__YOUR TASK__:
Could you output each line of the data that follows exactly?

[Saved entries]
##########

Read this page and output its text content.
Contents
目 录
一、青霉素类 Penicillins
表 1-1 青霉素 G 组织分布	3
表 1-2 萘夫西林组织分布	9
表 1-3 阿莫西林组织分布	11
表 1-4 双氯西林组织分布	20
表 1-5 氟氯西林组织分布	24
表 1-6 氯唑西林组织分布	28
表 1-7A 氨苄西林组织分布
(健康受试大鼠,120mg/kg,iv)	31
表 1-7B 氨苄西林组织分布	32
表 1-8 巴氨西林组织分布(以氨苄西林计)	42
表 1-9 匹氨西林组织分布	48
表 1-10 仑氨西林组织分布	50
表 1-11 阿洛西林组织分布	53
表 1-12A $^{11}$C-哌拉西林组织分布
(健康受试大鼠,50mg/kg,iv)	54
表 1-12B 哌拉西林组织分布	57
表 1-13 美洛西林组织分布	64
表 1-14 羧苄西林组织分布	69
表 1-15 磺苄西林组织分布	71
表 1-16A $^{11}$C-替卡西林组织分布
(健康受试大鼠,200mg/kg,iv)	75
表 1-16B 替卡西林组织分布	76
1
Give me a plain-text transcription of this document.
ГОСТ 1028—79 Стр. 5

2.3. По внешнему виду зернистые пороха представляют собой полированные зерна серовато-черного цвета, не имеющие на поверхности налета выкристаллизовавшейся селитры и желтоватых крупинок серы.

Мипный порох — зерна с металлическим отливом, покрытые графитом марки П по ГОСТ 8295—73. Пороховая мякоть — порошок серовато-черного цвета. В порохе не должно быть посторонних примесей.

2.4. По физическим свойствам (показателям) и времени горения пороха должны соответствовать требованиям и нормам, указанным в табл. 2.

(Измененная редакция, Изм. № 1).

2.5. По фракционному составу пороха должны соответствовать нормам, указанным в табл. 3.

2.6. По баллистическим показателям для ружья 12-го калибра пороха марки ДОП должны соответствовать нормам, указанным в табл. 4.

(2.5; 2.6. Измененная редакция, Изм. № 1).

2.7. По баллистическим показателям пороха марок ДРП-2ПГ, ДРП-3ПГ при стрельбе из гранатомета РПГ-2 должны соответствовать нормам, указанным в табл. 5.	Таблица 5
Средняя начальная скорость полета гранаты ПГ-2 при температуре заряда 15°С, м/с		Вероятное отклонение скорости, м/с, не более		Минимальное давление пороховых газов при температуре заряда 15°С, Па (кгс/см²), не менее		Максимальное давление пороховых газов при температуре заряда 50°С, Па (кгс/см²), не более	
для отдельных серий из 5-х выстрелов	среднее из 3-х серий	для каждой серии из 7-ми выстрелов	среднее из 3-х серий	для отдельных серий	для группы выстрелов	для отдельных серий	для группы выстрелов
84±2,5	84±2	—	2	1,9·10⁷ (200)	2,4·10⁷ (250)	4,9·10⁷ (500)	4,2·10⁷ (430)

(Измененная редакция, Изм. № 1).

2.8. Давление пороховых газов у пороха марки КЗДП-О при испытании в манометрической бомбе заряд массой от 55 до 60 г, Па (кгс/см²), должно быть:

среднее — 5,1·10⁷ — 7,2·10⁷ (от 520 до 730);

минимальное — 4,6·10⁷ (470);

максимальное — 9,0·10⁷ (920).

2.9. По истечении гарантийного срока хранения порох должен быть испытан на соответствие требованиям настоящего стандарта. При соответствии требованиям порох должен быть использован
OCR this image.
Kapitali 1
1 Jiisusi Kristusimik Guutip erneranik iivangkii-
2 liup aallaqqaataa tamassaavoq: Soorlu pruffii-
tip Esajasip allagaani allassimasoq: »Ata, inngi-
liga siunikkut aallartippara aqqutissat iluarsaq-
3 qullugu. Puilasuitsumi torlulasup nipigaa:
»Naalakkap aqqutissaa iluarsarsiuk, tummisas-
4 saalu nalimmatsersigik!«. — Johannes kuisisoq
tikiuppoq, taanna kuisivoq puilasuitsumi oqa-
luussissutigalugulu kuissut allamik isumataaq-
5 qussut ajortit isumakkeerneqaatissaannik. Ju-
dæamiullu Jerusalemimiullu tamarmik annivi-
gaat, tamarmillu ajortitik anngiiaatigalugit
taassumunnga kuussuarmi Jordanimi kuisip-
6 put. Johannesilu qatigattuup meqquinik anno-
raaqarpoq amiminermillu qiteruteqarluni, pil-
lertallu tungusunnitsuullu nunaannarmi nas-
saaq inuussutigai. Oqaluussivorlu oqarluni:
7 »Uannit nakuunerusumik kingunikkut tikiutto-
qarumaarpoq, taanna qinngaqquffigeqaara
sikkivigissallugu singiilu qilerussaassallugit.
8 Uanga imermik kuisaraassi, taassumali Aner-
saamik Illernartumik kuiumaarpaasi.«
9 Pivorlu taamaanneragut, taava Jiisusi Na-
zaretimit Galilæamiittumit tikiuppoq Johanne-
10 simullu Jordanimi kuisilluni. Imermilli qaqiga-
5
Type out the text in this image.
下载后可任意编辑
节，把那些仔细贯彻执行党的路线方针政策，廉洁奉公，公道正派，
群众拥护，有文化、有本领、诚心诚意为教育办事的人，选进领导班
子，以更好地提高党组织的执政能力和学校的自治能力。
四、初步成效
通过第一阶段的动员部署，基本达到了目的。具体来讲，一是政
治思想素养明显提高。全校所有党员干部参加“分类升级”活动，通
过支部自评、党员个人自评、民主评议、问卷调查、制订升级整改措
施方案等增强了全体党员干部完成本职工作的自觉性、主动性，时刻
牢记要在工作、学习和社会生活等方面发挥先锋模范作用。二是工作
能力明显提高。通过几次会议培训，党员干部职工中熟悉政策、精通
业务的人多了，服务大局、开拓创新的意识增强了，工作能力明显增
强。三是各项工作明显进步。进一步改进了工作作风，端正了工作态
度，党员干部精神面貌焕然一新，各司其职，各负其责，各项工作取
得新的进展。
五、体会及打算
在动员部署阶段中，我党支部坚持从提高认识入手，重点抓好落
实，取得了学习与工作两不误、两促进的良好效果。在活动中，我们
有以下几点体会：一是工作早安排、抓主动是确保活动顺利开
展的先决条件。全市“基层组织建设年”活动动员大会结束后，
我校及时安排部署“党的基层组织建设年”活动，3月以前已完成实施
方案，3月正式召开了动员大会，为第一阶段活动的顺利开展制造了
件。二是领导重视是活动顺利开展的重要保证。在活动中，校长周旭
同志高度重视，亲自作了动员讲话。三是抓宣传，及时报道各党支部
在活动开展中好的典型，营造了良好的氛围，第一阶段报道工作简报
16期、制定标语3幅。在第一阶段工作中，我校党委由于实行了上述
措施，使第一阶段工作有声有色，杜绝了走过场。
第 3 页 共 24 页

##########

__WRITTEN REPLY__:
Read this page and output its text content.
Contents
目 录
一、青霉素类 Penicillins
表 1-1 青霉素 G 组织分布	3
表 1-2 萘夫西林组织分布	9
表 1-3 阿莫西林组织分布	11
表 1-4 双氯西林组织分布	20
表 1-5 氟氯西林组织分布	24
表 1-6 氯唑西林组织分布	28
表 1-7A 氨苄西林组织分布
(健康受试大鼠,120mg/kg,iv)	31
表 1-7B 氨苄西林组织分布	32
表 1-8 巴氨西林组织分布(以氨苄西林计)	42
表 1-9 匹氨西林组织分布	48
表 1-10 仑氨西林组织分布	50
表 1-11 阿洛西林组织分布	53
表 1-12A $^{11}$C-哌拉西林组织分布
(健康受试大鼠,50mg/kg,iv)	54
表 1-12B 哌拉西林组织分布	57
表 1-13 美洛西林组织分布	64
表 1-14 羧苄西林组织分布	69
表 1-15 磺苄西林组织分布	71
表 1-16A $^{11}$C-替卡西林组织分布
(健康受试大鼠,200mg/kg,iv)	75
表 1-16B 替卡西林组织分布	76
1
Give me a plain-text transcription of this document.
ГОСТ 1028—79 Стр. 5

2.3. По внешнему виду зернистые пороха представляют собой полированные зерна серовато-черного цвета, не имеющие на поверхности налета выкристаллизовавшейся селитры и желтоватых крупинок серы.

Мипный порох — зерна с металлическим отливом, покрытые графитом марки П по ГОСТ 8295—73. Пороховая мякоть — порошок серовато-черного цвета. В порохе не должно быть посторонних примесей.

2.4. По физическим свойствам (показателям) и времени горения пороха должны соответствовать требованиям и нормам, указанным в табл. 2.

(Измененная редакция, Изм. № 1).

2.5. По фракционному составу пороха должны соответствовать нормам, указанным в табл. 3.

2.6. По баллистическим показателям для ружья 12-го калибра пороха марки ДОП должны соответствовать нормам, указанным в табл. 4.

(2.5; 2.6. Измененная редакция, Изм. № 1).

2.7. По баллистическим показателям пороха марок ДРП-2ПГ, ДРП-3ПГ при стрельбе из гранатомета РПГ-2 должны соответствовать нормам, указанным в табл. 5.	Таблица 5
Средняя начальная скорость полета гранаты ПГ-2 при температуре заряда 15°С, м/с		Вероятное отклонение скорости, м/с, не более		Минимальное давление пороховых газов при температуре заряда 15°С, Па (кгс/см²), не менее		Максимальное давление пороховых газов при температуре заряда 50°С, Па (кгс/см²), не более	
для отдельных серий из 5-х выстрелов	среднее из 3-х серий	для каждой серии из 7-ми выстрелов	среднее из 3-х серий	для отдельных серий	для группы выстрелов	для отдельных серий	для группы выстрелов
84±2,5	84±2	—	2	1,9·10⁷ (200)	2,4·10⁷ (250)	4,9·10⁷ (500)	4,2·10⁷ (430)

(Измененная редакция, Изм. № 1).

2.8. Давление пороховых газов у пороха марки КЗДП-О при испытании в манометрической бомбе заряд массой от 55 до 60 г, Па (кгс/см²), должно быть:

среднее — 5,1·10⁷ — 7,2·10⁷ (от 520 до 730);

минимальное — 4,6·10⁷ (470);

максимальное — 9,0·10⁷ (920).

2.9. По истечении гарантийного срока хранения порох должен быть испытан на соответствие требованиям настоящего стандарта. При соответствии требованиям порох должен быть использован
OCR this image.
Kapitali 1
1 Jiisusi Kristusimik Guutip erneranik iivangkii-
2 liup aallaqqaataa tamassaavoq: Soorlu pruffii-
tip Esajasip allagaani allassimasoq: »Ata, inngi-
liga siunikkut aallartippara aqqutissat iluarsaq-
3 qullugu. Puilasuitsumi torlulasup nipigaa:
»Naalakkap aqqutissaa iluarsarsiuk, tummisas-
4 saalu nalimmatsersigik!«. — Johannes kuisisoq
tikiuppoq, taanna kuisivoq puilasuitsumi oqa-
luussissutigalugulu kuissut allamik isumataaq-
5 qussut ajortit isumakkeerneqaatissaannik. Ju-
dæamiullu Jerusalemimiullu tamarmik annivi-
gaat, tamarmillu ajortitik anngiiaatigalugit
taassumunnga kuussuarmi Jordanimi kuisip-
6 put. Johannesilu qatigattuup meqquinik anno-
raaqarpoq amiminermillu qiteruteqarluni, pil-
lertallu tungusunnitsuullu nunaannarmi nas-
saaq inuussutigai. Oqaluussivorlu oqarluni:
7 »Uannit nakuunerusumik kingunikkut tikiutto-
qarumaarpoq, taanna qinngaqquffigeqaara
sikkivigissallugu singiilu qilerussaassallugit.
8 Uanga imermik kuisaraassi, taassumali Aner-
saamik Illernartumik kuiumaarpaasi.«
9 Pivorlu taamaanneragut, taava Jiisusi Na-
zaretimit Galilæamiittumit tikiuppoq Johanne-
10 simullu Jordanimi kuisilluni. Imermilli qaqiga-
5
Type out the text in this image.
下载后可任意编辑
节，把那些仔细贯彻执行党的路线方针政策，廉洁奉公，公道正派，
群众拥护，有文化、有本领、诚心诚意为教育办事的人，选进领导班
子，以更好地提高党组织的执政能力和学校的自治能力。
四、初步成效
通过第一阶段的动员部署，基本达到了目的。具体来讲，一是政
治思想素养明显提高。全校所有党员干部参加“分类升级”活动，通
过支部自评、党员个人自评、民主评议、问卷调查、制订升级整改措
施方案等增强了全体党员干部完成本职工作的自觉性、主动性，时刻
牢记要在工作、学习和社会生活等方面发挥先锋模范作用。二是工作
能力明显提高。通过几次会议培训，党员干部职工中熟悉政策、精通
业务的人多了，服务大局、开拓创新的意识增强了，工作能力明显增
强。三是各项工作明显进步。进一步改进了工作作风，端正了工作态
度，党员干部精神面貌焕然一新，各司其职，各负其责，各项工作取
得新的进展。
五、体会及打算
在动员部署阶段中，我党支部坚持从提高认识入手，重点抓好落
实，取得了学习与工作两不误、两促进的良好效果。在活动中，我们
有以下几点体会：一是工作早安排、抓主动是确保活动顺利开
展的先决条件。全市“基层组织建设年”活动动员大会结束后，
我校及时安排部署“党的基层组织建设年”活动，3月以前已完成实施
方案，3月正式召开了动员大会，为第一阶段活动的顺利开展制造了
件。二是领导重视是活动顺利开展的重要保证。在活动中，校长周旭
同志高度重视，亲自作了动员讲话。三是抓宣传，及时报道各党支部
在活动开展中好的典型，营造了良好的氛围，第一阶段报道工作简报
16期、制定标语3幅。在第一阶段工作中，我校党委由于实行了上述
措施，使第一阶段工作有声有色，杜绝了走过场。
第 3 页 共 24 页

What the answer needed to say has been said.